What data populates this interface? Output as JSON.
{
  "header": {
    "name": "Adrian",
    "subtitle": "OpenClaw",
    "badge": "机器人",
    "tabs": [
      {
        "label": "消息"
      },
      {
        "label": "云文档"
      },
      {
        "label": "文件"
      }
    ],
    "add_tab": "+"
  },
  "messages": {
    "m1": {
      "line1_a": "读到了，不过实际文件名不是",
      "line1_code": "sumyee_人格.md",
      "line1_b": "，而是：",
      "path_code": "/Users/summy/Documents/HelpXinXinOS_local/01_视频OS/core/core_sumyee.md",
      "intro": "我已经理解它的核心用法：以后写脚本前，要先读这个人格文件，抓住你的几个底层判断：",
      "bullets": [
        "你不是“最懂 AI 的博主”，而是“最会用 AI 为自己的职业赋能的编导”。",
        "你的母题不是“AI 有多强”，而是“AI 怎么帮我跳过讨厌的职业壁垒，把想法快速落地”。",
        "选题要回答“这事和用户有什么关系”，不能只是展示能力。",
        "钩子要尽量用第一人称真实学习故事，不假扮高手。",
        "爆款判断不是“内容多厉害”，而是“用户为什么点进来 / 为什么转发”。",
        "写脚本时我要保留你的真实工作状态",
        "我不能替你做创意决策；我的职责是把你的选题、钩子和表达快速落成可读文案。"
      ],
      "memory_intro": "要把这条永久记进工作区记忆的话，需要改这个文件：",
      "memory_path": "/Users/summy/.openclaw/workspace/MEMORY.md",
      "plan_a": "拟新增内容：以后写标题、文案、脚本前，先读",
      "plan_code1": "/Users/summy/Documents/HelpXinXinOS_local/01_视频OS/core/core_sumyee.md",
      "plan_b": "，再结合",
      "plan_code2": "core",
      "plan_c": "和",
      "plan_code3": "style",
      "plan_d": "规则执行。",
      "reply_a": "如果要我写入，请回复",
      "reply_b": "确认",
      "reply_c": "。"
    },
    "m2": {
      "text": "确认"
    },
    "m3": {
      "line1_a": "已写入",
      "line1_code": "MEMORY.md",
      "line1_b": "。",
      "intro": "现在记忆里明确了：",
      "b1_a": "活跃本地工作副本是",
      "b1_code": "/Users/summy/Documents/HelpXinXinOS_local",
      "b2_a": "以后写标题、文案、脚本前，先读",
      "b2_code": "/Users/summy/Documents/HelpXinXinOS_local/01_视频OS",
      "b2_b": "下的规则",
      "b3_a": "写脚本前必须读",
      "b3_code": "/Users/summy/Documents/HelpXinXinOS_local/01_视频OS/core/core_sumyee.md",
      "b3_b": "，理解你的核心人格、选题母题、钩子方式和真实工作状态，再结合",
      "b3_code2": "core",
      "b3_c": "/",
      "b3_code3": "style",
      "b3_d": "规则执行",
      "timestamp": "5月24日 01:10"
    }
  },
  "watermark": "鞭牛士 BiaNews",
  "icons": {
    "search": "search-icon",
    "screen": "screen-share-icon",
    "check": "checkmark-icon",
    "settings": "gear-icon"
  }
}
———
*Prompt:*
Each record above must be given again exactly.

*Response to this task:*
What data populates this interface? Output as JSON.
{
  "header": {
    "name": "Adrian",
    "subtitle": "OpenClaw",
    "badge": "机器人",
    "tabs": [
      {
        "label": "消息"
      },
      {
        "label": "云文档"
      },
      {
        "label": "文件"
      }
    ],
    "add_tab": "+"
  },
  "messages": {
    "m1": {
      "line1_a": "读到了，不过实际文件名不是",
      "line1_code": "sumyee_人格.md",
      "line1_b": "，而是：",
      "path_code": "/Users/summy/Documents/HelpXinXinOS_local/01_视频OS/core/core_sumyee.md",
      "intro": "我已经理解它的核心用法：以后写脚本前，要先读这个人格文件，抓住你的几个底层判断：",
      "bullets": [
        "你不是“最懂 AI 的博主”，而是“最会用 AI 为自己的职业赋能的编导”。",
        "你的母题不是“AI 有多强”，而是“AI 怎么帮我跳过讨厌的职业壁垒，把想法快速落地”。",
        "选题要回答“这事和用户有什么关系”，不能只是展示能力。",
        "钩子要尽量用第一人称真实学习故事，不假扮高手。",
        "爆款判断不是“内容多厉害”，而是“用户为什么点进来 / 为什么转发”。",
        "写脚本时我要保留你的真实工作状态",
        "我不能替你做创意决策；我的职责是把你的选题、钩子和表达快速落成可读文案。"
      ],
      "memory_intro": "要把这条永久记进工作区记忆的话，需要改这个文件：",
      "memory_path": "/Users/summy/.openclaw/workspace/MEMORY.md",
      "plan_a": "拟新增内容：以后写标题、文案、脚本前，先读",
      "plan_code1": "/Users/summy/Documents/HelpXinXinOS_local/01_视频OS/core/core_sumyee.md",
      "plan_b": "，再结合",
      "plan_code2": "core",
      "plan_c": "和",
      "plan_code3": "style",
      "plan_d": "规则执行。",
      "reply_a": "如果要我写入，请回复",
      "reply_b": "确认",
      "reply_c": "。"
    },
    "m2": {
      "text": "确认"
    },
    "m3": {
      "line1_a": "已写入",
      "line1_code": "MEMORY.md",
      "line1_b": "。",
      "intro": "现在记忆里明确了：",
      "b1_a": "活跃本地工作副本是",
      "b1_code": "/Users/summy/Documents/HelpXinXinOS_local",
      "b2_a": "以后写标题、文案、脚本前，先读",
      "b2_code": "/Users/summy/Documents/HelpXinXinOS_local/01_视频OS",
      "b2_b": "下的规则",
      "b3_a": "写脚本前必须读",
      "b3_code": "/Users/summy/Documents/HelpXinXinOS_local/01_视频OS/core/core_sumyee.md",
      "b3_b": "，理解你的核心人格、选题母题、钩子方式和真实工作状态，再结合",
      "b3_code2": "core",
      "b3_c": "/",
      "b3_code3": "style",
      "b3_d": "规则执行",
      "timestamp": "5月24日 01:10"
    }
  },
  "watermark": "鞭牛士 BiaNews",
  "icons": {
    "search": "search-icon",
    "screen": "screen-share-icon",
    "check": "checkmark-icon",
    "settings": "gear-icon"
  }
}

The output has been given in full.